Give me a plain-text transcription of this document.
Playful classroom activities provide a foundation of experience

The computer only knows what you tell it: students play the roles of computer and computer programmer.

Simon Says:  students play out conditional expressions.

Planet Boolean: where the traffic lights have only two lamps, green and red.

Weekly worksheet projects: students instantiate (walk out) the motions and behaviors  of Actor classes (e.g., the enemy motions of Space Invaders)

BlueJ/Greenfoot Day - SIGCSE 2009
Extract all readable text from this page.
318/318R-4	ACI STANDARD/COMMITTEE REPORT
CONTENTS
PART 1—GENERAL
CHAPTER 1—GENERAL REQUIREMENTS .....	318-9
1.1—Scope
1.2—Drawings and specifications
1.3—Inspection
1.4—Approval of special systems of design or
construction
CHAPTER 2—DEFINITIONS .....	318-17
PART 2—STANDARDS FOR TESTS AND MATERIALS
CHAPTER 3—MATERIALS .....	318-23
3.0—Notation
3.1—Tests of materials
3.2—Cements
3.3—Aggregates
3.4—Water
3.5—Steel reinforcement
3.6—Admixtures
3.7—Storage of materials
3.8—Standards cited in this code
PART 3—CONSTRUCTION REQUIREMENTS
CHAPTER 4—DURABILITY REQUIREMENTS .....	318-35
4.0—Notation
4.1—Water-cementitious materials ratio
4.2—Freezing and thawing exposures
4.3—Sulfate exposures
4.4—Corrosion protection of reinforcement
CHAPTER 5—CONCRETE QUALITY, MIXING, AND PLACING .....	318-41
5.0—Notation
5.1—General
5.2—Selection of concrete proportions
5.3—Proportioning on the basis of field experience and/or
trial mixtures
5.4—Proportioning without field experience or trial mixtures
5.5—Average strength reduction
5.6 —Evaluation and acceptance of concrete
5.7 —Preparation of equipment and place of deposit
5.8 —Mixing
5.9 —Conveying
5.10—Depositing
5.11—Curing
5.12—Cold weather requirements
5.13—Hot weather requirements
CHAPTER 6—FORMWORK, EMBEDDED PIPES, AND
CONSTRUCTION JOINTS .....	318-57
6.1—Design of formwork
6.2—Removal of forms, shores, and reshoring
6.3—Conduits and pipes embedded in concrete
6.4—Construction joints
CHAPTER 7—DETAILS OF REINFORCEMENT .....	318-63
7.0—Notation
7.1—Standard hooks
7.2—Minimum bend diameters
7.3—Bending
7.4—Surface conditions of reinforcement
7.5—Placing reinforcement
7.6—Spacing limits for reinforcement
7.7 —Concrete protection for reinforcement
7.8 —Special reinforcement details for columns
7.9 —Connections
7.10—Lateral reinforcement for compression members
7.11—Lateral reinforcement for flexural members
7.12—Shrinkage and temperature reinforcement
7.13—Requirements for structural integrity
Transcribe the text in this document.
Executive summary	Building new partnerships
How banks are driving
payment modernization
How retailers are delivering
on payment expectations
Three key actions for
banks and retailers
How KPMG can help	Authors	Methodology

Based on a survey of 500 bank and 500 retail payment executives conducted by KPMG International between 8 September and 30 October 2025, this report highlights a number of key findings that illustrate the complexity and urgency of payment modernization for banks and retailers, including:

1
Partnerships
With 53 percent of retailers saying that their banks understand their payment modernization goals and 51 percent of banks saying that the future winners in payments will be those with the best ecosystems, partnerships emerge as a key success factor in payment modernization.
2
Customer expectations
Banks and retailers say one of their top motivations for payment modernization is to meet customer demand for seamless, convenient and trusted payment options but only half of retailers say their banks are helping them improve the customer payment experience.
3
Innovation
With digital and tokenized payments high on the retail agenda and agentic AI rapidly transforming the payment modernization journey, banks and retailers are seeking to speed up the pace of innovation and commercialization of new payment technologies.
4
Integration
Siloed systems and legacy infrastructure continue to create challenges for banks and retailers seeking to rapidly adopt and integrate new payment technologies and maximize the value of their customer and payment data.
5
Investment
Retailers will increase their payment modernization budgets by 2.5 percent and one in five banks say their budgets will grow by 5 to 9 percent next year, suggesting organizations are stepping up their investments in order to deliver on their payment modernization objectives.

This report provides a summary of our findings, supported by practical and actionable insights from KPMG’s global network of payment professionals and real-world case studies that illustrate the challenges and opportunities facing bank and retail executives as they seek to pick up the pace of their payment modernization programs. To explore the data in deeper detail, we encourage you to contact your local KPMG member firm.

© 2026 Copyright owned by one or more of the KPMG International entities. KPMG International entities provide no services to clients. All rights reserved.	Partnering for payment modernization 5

- **Stated problem**: Extract the whole listing, character for character.

- **Solution to the exercise**:
Give me a plain-text transcription of this document.
Playful classroom activities provide a foundation of experience

The computer only knows what you tell it: students play the roles of computer and computer programmer.

Simon Says:  students play out conditional expressions.

Planet Boolean: where the traffic lights have only two lamps, green and red.

Weekly worksheet projects: students instantiate (walk out) the motions and behaviors  of Actor classes (e.g., the enemy motions of Space Invaders)

BlueJ/Greenfoot Day - SIGCSE 2009
Extract all readable text from this page.
318/318R-4	ACI STANDARD/COMMITTEE REPORT
CONTENTS
PART 1—GENERAL
CHAPTER 1—GENERAL REQUIREMENTS .....	318-9
1.1—Scope
1.2—Drawings and specifications
1.3—Inspection
1.4—Approval of special systems of design or
construction
CHAPTER 2—DEFINITIONS .....	318-17
PART 2—STANDARDS FOR TESTS AND MATERIALS
CHAPTER 3—MATERIALS .....	318-23
3.0—Notation
3.1—Tests of materials
3.2—Cements
3.3—Aggregates
3.4—Water
3.5—Steel reinforcement
3.6—Admixtures
3.7—Storage of materials
3.8—Standards cited in this code
PART 3—CONSTRUCTION REQUIREMENTS
CHAPTER 4—DURABILITY REQUIREMENTS .....	318-35
4.0—Notation
4.1—Water-cementitious materials ratio
4.2—Freezing and thawing exposures
4.3—Sulfate exposures
4.4—Corrosion protection of reinforcement
CHAPTER 5—CONCRETE QUALITY, MIXING, AND PLACING .....	318-41
5.0—Notation
5.1—General
5.2—Selection of concrete proportions
5.3—Proportioning on the basis of field experience and/or
trial mixtures
5.4—Proportioning without field experience or trial mixtures
5.5—Average strength reduction
5.6 —Evaluation and acceptance of concrete
5.7 —Preparation of equipment and place of deposit
5.8 —Mixing
5.9 —Conveying
5.10—Depositing
5.11—Curing
5.12—Cold weather requirements
5.13—Hot weather requirements
CHAPTER 6—FORMWORK, EMBEDDED PIPES, AND
CONSTRUCTION JOINTS .....	318-57
6.1—Design of formwork
6.2—Removal of forms, shores, and reshoring
6.3—Conduits and pipes embedded in concrete
6.4—Construction joints
CHAPTER 7—DETAILS OF REINFORCEMENT .....	318-63
7.0—Notation
7.1—Standard hooks
7.2—Minimum bend diameters
7.3—Bending
7.4—Surface conditions of reinforcement
7.5—Placing reinforcement
7.6—Spacing limits for reinforcement
7.7 —Concrete protection for reinforcement
7.8 —Special reinforcement details for columns
7.9 —Connections
7.10—Lateral reinforcement for compression members
7.11—Lateral reinforcement for flexural members
7.12—Shrinkage and temperature reinforcement
7.13—Requirements for structural integrity
Transcribe the text in this document.
Executive summary	Building new partnerships
How banks are driving
payment modernization
How retailers are delivering
on payment expectations
Three key actions for
banks and retailers
How KPMG can help	Authors	Methodology

Based on a survey of 500 bank and 500 retail payment executives conducted by KPMG International between 8 September and 30 October 2025, this report highlights a number of key findings that illustrate the complexity and urgency of payment modernization for banks and retailers, including:

1
Partnerships
With 53 percent of retailers saying that their banks understand their payment modernization goals and 51 percent of banks saying that the future winners in payments will be those with the best ecosystems, partnerships emerge as a key success factor in payment modernization.
2
Customer expectations
Banks and retailers say one of their top motivations for payment modernization is to meet customer demand for seamless, convenient and trusted payment options but only half of retailers say their banks are helping them improve the customer payment experience.
3
Innovation
With digital and tokenized payments high on the retail agenda and agentic AI rapidly transforming the payment modernization journey, banks and retailers are seeking to speed up the pace of innovation and commercialization of new payment technologies.
4
Integration
Siloed systems and legacy infrastructure continue to create challenges for banks and retailers seeking to rapidly adopt and integrate new payment technologies and maximize the value of their customer and payment data.
5
Investment
Retailers will increase their payment modernization budgets by 2.5 percent and one in five banks say their budgets will grow by 5 to 9 percent next year, suggesting organizations are stepping up their investments in order to deliver on their payment modernization objectives.

This report provides a summary of our findings, supported by practical and actionable insights from KPMG’s global network of payment professionals and real-world case studies that illustrate the challenges and opportunities facing bank and retail executives as they seek to pick up the pace of their payment modernization programs. To explore the data in deeper detail, we encourage you to contact your local KPMG member firm.

© 2026 Copyright owned by one or more of the KPMG International entities. KPMG International entities provide no services to clients. All rights reserved.	Partnering for payment modernization 5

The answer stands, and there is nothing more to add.